> [Work to be completed]:
Omit all pictures and give the records below again exactly as written.

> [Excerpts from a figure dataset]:

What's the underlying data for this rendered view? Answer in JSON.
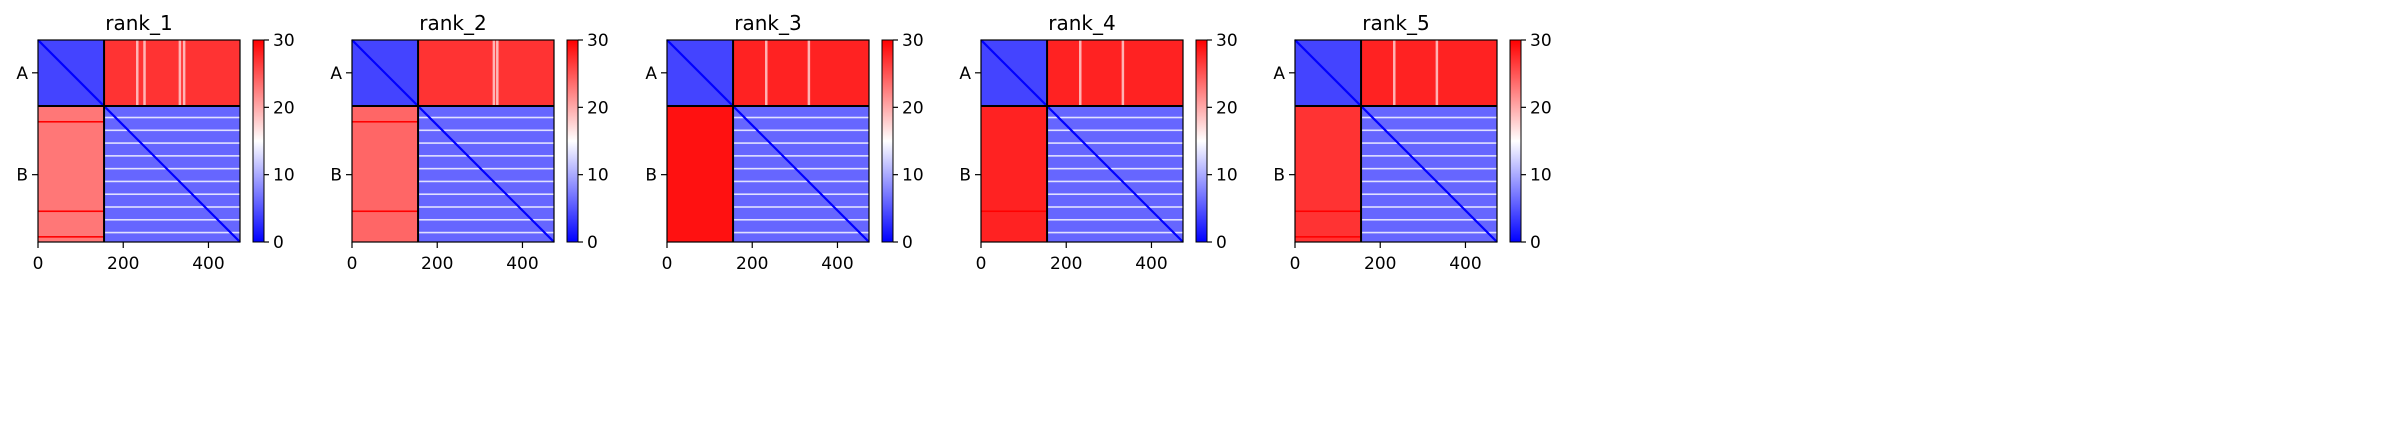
{
  "chart_data": [
    {
      "type": "heatmap",
      "title": "rank_1",
      "xlabel": "",
      "ylabel": "",
      "x_ticks": [
        0,
        200,
        400
      ],
      "y_ticks": [
        {
          "label": "A",
          "at": 77
        },
        {
          "label": "B",
          "at": 316
        }
      ],
      "n": 474,
      "chain_boundary": 155,
      "colorbar": {
        "min": 0,
        "max": 30,
        "ticks": [
          0,
          10,
          20,
          30
        ]
      },
      "colormap": [
        "#0000ff",
        "#ffffff",
        "#ff0000"
      ],
      "blocks": {
        "AA": 4,
        "AB": 27,
        "BA": 23,
        "BB": 6
      },
      "stripes": {
        "AB_light_columns": [
          230,
          247,
          330,
          340
        ],
        "BA_dark_rows": [
          190,
          400,
          460
        ]
      }
    },
    {
      "type": "heatmap",
      "title": "rank_2",
      "xlabel": "",
      "ylabel": "",
      "x_ticks": [
        0,
        200,
        400
      ],
      "y_ticks": [
        {
          "label": "A",
          "at": 77
        },
        {
          "label": "B",
          "at": 316
        }
      ],
      "n": 474,
      "chain_boundary": 155,
      "colorbar": {
        "min": 0,
        "max": 30,
        "ticks": [
          0,
          10,
          20,
          30
        ]
      },
      "colormap": [
        "#0000ff",
        "#ffffff",
        "#ff0000"
      ],
      "blocks": {
        "AA": 4,
        "AB": 27,
        "BA": 24,
        "BB": 6
      },
      "stripes": {
        "AB_light_columns": [
          330,
          338
        ],
        "BA_dark_rows": [
          190,
          400
        ]
      }
    },
    {
      "type": "heatmap",
      "title": "rank_3",
      "xlabel": "",
      "ylabel": "",
      "x_ticks": [
        0,
        200,
        400
      ],
      "y_ticks": [
        {
          "label": "A",
          "at": 77
        },
        {
          "label": "B",
          "at": 316
        }
      ],
      "n": 474,
      "chain_boundary": 155,
      "colorbar": {
        "min": 0,
        "max": 30,
        "ticks": [
          0,
          10,
          20,
          30
        ]
      },
      "colormap": [
        "#0000ff",
        "#ffffff",
        "#ff0000"
      ],
      "blocks": {
        "AA": 4,
        "AB": 28,
        "BA": 29,
        "BB": 6
      },
      "stripes": {
        "AB_light_columns": [
          230,
          330
        ],
        "BA_dark_rows": []
      }
    },
    {
      "type": "heatmap",
      "title": "rank_4",
      "xlabel": "",
      "ylabel": "",
      "x_ticks": [
        0,
        200,
        400
      ],
      "y_ticks": [
        {
          "label": "A",
          "at": 77
        },
        {
          "label": "B",
          "at": 316
        }
      ],
      "n": 474,
      "chain_boundary": 155,
      "colorbar": {
        "min": 0,
        "max": 30,
        "ticks": [
          0,
          10,
          20,
          30
        ]
      },
      "colormap": [
        "#0000ff",
        "#ffffff",
        "#ff0000"
      ],
      "blocks": {
        "AA": 4,
        "AB": 28,
        "BA": 28,
        "BB": 6
      },
      "stripes": {
        "AB_light_columns": [
          230,
          330
        ],
        "BA_dark_rows": [
          400
        ]
      }
    },
    {
      "type": "heatmap",
      "title": "rank_5",
      "xlabel": "",
      "ylabel": "",
      "x_ticks": [
        0,
        200,
        400
      ],
      "y_ticks": [
        {
          "label": "A",
          "at": 77
        },
        {
          "label": "B",
          "at": 316
        }
      ],
      "n": 474,
      "chain_boundary": 155,
      "colorbar": {
        "min": 0,
        "max": 30,
        "ticks": [
          0,
          10,
          20,
          30
        ]
      },
      "colormap": [
        "#0000ff",
        "#ffffff",
        "#ff0000"
      ],
      "blocks": {
        "AA": 4,
        "AB": 28,
        "BA": 27,
        "BB": 6
      },
      "stripes": {
        "AB_light_columns": [
          230,
          330
        ],
        "BA_dark_rows": [
          400,
          460
        ]
      }
    }
  ]
}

> [Solution to the problem]:
What's the underlying data for this rendered view? Answer in JSON.
{
  "chart_data": [
    {
      "type": "heatmap",
      "title": "rank_1",
      "xlabel": "",
      "ylabel": "",
      "x_ticks": [
        0,
        200,
        400
      ],
      "y_ticks": [
        {
          "label": "A",
          "at": 77
        },
        {
          "label": "B",
          "at": 316
        }
      ],
      "n": 474,
      "chain_boundary": 155,
      "colorbar": {
        "min": 0,
        "max": 30,
        "ticks": [
          0,
          10,
          20,
          30
        ]
      },
      "colormap": [
        "#0000ff",
        "#ffffff",
        "#ff0000"
      ],
      "blocks": {
        "AA": 4,
        "AB": 27,
        "BA": 23,
        "BB": 6
      },
      "stripes": {
        "AB_light_columns": [
          230,
          247,
          330,
          340
        ],
        "BA_dark_rows": [
          190,
          400,
          460
        ]
      }
    },
    {
      "type": "heatmap",
      "title": "rank_2",
      "xlabel": "",
      "ylabel": "",
      "x_ticks": [
        0,
        200,
        400
      ],
      "y_ticks": [
        {
          "label": "A",
          "at": 77
        },
        {
          "label": "B",
          "at": 316
        }
      ],
      "n": 474,
      "chain_boundary": 155,
      "colorbar": {
        "min": 0,
        "max": 30,
        "ticks": [
          0,
          10,
          20,
          30
        ]
      },
      "colormap": [
        "#0000ff",
        "#ffffff",
        "#ff0000"
      ],
      "blocks": {
        "AA": 4,
        "AB": 27,
        "BA": 24,
        "BB": 6
      },
      "stripes": {
        "AB_light_columns": [
          330,
          338
        ],
        "BA_dark_rows": [
          190,
          400
        ]
      }
    },
    {
      "type": "heatmap",
      "title": "rank_3",
      "xlabel": "",
      "ylabel": "",
      "x_ticks": [
        0,
        200,
        400
      ],
      "y_ticks": [
        {
          "label": "A",
          "at": 77
        },
        {
          "label": "B",
          "at": 316
        }
      ],
      "n": 474,
      "chain_boundary": 155,
      "colorbar": {
        "min": 0,
        "max": 30,
        "ticks": [
          0,
          10,
          20,
          30
        ]
      },
      "colormap": [
        "#0000ff",
        "#ffffff",
        "#ff0000"
      ],
      "blocks": {
        "AA": 4,
        "AB": 28,
        "BA": 29,
        "BB": 6
      },
      "stripes": {
        "AB_light_columns": [
          230,
          330
        ],
        "BA_dark_rows": []
      }
    },
    {
      "type": "heatmap",
      "title": "rank_4",
      "xlabel": "",
      "ylabel": "",
      "x_ticks": [
        0,
        200,
        400
      ],
      "y_ticks": [
        {
          "label": "A",
          "at": 77
        },
        {
          "label": "B",
          "at": 316
        }
      ],
      "n": 474,
      "chain_boundary": 155,
      "colorbar": {
        "min": 0,
        "max": 30,
        "ticks": [
          0,
          10,
          20,
          30
        ]
      },
      "colormap": [
        "#0000ff",
        "#ffffff",
        "#ff0000"
      ],
      "blocks": {
        "AA": 4,
        "AB": 28,
        "BA": 28,
        "BB": 6
      },
      "stripes": {
        "AB_light_columns": [
          230,
          330
        ],
        "BA_dark_rows": [
          400
        ]
      }
    },
    {
      "type": "heatmap",
      "title": "rank_5",
      "xlabel": "",
      "ylabel": "",
      "x_ticks": [
        0,
        200,
        400
      ],
      "y_ticks": [
        {
          "label": "A",
          "at": 77
        },
        {
          "label": "B",
          "at": 316
        }
      ],
      "n": 474,
      "chain_boundary": 155,
      "colorbar": {
        "min": 0,
        "max": 30,
        "ticks": [
          0,
          10,
          20,
          30
        ]
      },
      "colormap": [
        "#0000ff",
        "#ffffff",
        "#ff0000"
      ],
      "blocks": {
        "AA": 4,
        "AB": 28,
        "BA": 27,
        "BB": 6
      },
      "stripes": {
        "AB_light_columns": [
          230,
          330
        ],
        "BA_dark_rows": [
          400,
          460
        ]
      }
    }
  ]
}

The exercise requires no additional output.